# [TO BE DONE]
Extract every line from the records below that contains the word "anomaly".

### EXTRACTED DATA

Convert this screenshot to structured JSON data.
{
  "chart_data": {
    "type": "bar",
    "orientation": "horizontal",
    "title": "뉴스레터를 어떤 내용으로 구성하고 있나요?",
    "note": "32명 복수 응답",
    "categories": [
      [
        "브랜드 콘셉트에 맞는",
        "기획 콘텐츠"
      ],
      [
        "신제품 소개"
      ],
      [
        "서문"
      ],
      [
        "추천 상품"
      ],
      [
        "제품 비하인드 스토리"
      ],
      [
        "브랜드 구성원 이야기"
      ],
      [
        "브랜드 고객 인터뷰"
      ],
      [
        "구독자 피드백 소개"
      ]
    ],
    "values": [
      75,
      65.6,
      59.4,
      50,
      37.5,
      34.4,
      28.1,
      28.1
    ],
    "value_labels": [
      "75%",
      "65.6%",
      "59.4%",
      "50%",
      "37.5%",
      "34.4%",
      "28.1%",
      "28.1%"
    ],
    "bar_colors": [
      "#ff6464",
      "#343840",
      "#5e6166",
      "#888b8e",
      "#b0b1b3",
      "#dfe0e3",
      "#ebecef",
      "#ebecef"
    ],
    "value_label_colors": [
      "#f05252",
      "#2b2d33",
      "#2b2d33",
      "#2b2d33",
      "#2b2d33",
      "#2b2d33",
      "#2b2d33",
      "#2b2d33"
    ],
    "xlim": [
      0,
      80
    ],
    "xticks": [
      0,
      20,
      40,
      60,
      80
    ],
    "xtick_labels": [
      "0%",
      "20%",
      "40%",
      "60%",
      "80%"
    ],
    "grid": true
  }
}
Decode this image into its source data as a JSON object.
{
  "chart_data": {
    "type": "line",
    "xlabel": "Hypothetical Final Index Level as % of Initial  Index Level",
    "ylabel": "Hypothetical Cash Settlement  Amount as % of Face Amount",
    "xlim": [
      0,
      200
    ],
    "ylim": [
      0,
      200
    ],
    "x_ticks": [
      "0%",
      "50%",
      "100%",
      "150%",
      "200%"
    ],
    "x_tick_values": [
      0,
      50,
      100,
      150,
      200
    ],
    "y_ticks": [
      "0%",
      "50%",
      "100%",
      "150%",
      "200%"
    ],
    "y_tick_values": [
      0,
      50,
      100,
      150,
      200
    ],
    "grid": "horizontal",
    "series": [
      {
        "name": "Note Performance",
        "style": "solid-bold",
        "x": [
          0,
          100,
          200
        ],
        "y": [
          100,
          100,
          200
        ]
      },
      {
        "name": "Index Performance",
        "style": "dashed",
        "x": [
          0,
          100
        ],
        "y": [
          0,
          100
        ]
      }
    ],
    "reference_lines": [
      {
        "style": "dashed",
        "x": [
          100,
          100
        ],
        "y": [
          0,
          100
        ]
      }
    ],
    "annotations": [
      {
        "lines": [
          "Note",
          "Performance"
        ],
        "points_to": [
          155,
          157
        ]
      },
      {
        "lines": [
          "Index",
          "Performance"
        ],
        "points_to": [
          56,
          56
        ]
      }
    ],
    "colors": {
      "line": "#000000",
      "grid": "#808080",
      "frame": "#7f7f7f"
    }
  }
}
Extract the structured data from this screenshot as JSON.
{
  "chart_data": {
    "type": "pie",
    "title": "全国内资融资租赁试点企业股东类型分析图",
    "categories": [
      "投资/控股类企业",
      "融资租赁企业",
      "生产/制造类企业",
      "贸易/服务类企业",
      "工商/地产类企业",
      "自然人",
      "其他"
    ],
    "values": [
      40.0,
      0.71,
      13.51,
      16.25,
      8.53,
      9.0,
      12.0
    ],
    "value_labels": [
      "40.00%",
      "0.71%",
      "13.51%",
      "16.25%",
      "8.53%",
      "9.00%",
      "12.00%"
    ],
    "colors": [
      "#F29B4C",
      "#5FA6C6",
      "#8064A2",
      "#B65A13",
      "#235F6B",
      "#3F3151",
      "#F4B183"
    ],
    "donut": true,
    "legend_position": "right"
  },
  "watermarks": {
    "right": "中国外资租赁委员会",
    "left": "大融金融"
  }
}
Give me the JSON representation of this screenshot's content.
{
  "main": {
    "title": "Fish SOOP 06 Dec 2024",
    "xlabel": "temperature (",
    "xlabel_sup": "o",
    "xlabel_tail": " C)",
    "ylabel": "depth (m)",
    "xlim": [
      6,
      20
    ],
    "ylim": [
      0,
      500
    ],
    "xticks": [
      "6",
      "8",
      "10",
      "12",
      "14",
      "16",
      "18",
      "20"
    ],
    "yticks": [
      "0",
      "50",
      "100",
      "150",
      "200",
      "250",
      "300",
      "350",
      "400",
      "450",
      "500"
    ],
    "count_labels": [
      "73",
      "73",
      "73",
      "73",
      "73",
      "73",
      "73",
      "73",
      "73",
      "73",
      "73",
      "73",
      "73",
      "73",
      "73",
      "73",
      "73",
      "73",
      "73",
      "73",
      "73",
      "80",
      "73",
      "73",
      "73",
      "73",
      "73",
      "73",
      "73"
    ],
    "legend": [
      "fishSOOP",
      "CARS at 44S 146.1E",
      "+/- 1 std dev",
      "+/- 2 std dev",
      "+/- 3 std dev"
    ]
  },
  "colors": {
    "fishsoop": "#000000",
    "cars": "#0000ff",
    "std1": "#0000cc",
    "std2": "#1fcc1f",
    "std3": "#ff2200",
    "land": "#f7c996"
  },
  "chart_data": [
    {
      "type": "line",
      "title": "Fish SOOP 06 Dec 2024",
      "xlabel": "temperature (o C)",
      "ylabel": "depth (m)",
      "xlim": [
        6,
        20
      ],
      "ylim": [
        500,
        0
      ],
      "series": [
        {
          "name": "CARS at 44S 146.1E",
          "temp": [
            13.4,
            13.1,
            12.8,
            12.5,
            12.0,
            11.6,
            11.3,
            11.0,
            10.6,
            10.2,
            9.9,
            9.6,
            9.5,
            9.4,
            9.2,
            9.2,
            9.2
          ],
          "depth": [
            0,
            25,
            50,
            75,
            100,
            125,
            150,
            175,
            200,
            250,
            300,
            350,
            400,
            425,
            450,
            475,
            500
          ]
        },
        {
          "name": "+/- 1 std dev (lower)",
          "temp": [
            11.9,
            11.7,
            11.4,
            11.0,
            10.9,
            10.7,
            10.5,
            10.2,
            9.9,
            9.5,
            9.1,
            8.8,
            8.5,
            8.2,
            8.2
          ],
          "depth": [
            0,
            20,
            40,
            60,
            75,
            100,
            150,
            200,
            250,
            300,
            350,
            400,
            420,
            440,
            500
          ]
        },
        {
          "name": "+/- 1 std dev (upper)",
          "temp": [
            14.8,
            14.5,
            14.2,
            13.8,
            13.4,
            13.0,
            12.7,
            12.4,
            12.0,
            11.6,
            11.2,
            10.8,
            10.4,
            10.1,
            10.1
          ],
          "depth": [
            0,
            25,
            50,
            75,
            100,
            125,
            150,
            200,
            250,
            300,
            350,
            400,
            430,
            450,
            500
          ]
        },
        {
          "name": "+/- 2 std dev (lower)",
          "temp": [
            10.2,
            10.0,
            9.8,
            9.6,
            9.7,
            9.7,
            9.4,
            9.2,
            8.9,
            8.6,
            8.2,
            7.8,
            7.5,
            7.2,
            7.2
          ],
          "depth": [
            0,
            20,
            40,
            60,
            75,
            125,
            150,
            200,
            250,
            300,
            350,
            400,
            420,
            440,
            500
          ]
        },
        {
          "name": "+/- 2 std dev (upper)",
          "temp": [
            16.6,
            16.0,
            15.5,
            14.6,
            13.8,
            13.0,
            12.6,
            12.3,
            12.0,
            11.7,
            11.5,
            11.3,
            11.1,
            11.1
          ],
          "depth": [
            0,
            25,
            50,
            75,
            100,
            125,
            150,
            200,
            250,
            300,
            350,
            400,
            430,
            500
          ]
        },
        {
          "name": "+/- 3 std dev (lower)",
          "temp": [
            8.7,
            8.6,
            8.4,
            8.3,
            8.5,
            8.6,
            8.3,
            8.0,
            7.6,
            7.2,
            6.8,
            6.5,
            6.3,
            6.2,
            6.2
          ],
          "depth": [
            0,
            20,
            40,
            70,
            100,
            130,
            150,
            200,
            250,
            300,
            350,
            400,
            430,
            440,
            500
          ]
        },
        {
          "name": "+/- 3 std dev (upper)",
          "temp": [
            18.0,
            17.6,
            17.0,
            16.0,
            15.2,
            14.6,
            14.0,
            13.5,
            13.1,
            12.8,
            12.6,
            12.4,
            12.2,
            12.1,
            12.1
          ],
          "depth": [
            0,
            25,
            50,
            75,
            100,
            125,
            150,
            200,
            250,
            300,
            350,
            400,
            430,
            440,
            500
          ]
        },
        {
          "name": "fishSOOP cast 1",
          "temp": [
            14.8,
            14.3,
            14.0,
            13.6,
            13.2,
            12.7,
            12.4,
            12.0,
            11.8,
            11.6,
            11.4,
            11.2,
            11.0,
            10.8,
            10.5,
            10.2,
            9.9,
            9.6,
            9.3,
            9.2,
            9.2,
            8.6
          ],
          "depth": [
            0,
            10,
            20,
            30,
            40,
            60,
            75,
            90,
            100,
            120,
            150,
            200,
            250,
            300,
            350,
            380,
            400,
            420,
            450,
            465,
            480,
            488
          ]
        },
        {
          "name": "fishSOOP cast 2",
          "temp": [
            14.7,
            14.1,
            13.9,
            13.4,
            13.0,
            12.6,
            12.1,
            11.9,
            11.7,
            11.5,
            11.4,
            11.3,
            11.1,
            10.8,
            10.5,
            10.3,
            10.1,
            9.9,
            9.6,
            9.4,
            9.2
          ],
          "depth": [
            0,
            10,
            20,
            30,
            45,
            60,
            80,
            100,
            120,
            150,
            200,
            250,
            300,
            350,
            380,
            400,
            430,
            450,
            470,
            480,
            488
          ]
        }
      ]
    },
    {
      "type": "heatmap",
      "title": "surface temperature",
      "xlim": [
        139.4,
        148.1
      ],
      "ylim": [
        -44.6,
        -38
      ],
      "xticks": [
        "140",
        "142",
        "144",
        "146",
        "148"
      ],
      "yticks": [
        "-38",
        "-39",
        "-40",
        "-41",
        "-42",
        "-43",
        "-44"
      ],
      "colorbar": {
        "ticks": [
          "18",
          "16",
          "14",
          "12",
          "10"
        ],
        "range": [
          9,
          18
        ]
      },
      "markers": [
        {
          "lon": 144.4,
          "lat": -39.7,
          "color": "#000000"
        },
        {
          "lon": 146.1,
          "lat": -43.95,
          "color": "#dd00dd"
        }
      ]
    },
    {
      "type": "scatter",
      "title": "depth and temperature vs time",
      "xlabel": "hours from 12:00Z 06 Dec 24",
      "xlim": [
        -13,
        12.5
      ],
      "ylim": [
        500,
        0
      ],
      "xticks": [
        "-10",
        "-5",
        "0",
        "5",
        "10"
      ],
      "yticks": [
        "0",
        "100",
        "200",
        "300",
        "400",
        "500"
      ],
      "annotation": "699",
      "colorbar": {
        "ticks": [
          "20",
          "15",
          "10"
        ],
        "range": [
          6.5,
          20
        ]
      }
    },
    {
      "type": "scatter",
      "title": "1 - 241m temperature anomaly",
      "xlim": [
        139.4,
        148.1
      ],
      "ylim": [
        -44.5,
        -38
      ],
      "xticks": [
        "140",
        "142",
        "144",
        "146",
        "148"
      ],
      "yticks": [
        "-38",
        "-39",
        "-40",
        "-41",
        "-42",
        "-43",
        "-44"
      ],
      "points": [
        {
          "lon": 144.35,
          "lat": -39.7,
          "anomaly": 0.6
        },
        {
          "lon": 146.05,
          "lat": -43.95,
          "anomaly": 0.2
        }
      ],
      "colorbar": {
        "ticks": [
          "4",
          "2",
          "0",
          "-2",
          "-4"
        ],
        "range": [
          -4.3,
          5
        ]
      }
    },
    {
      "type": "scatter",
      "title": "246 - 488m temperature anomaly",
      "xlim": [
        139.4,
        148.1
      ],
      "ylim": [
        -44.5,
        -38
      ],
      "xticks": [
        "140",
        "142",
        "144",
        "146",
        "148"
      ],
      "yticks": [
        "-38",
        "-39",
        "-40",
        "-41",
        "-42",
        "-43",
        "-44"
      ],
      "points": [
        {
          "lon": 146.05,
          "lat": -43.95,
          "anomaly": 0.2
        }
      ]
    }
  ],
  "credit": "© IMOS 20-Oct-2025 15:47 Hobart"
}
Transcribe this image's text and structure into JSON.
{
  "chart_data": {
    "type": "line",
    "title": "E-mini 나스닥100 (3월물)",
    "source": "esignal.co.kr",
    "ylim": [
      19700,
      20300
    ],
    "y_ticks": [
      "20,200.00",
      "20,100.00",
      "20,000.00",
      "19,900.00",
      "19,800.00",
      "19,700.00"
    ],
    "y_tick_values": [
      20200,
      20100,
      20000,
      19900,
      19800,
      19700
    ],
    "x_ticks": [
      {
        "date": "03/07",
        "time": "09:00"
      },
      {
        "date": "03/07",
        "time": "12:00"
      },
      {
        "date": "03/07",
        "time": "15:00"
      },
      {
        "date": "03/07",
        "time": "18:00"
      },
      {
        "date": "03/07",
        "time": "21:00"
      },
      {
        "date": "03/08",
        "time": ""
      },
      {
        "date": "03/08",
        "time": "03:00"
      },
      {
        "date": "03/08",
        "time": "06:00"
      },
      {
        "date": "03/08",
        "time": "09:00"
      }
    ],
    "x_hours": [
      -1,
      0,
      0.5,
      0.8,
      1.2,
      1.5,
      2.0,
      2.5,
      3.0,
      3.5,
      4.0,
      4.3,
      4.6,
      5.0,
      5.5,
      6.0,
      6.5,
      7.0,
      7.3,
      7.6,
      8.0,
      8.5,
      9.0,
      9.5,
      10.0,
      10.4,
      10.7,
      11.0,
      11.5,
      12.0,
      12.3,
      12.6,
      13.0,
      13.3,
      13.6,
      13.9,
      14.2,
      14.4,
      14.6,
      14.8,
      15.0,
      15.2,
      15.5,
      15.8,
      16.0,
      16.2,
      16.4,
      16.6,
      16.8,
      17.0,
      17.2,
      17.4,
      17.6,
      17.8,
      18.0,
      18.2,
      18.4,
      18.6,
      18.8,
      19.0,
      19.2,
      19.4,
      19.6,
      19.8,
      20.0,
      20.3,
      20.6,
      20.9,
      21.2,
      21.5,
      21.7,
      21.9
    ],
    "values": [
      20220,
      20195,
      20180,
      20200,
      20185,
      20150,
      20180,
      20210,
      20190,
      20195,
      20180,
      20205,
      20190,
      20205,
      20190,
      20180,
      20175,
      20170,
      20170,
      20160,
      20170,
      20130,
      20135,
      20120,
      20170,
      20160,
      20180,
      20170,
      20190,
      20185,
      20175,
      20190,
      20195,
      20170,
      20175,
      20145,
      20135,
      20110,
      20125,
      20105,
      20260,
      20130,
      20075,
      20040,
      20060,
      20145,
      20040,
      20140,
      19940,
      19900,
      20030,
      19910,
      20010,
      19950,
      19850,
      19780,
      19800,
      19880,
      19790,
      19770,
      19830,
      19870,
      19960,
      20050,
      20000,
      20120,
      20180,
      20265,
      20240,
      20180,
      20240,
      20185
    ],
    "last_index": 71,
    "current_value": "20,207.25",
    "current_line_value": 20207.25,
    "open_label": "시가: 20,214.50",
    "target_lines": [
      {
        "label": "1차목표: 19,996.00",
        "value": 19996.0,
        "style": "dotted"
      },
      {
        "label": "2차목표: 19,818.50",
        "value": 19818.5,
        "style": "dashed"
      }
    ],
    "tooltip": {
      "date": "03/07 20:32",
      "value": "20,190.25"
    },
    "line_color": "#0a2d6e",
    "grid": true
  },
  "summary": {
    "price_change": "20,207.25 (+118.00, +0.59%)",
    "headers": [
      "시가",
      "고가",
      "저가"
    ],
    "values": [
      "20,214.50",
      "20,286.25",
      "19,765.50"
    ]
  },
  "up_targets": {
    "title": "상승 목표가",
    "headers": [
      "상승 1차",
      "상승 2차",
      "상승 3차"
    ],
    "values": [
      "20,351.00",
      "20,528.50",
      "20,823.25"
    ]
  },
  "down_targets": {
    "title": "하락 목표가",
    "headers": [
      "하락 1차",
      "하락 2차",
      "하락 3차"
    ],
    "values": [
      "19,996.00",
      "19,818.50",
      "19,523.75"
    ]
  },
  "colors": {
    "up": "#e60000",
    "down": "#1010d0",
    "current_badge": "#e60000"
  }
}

######

# [SOLUTION]
      "title": "1 - 241m temperature anomaly",
          "anomaly": 0.6
          "anomaly": 0.2
      "title": "246 - 488m temperature anomaly",
          "anomaly": 0.2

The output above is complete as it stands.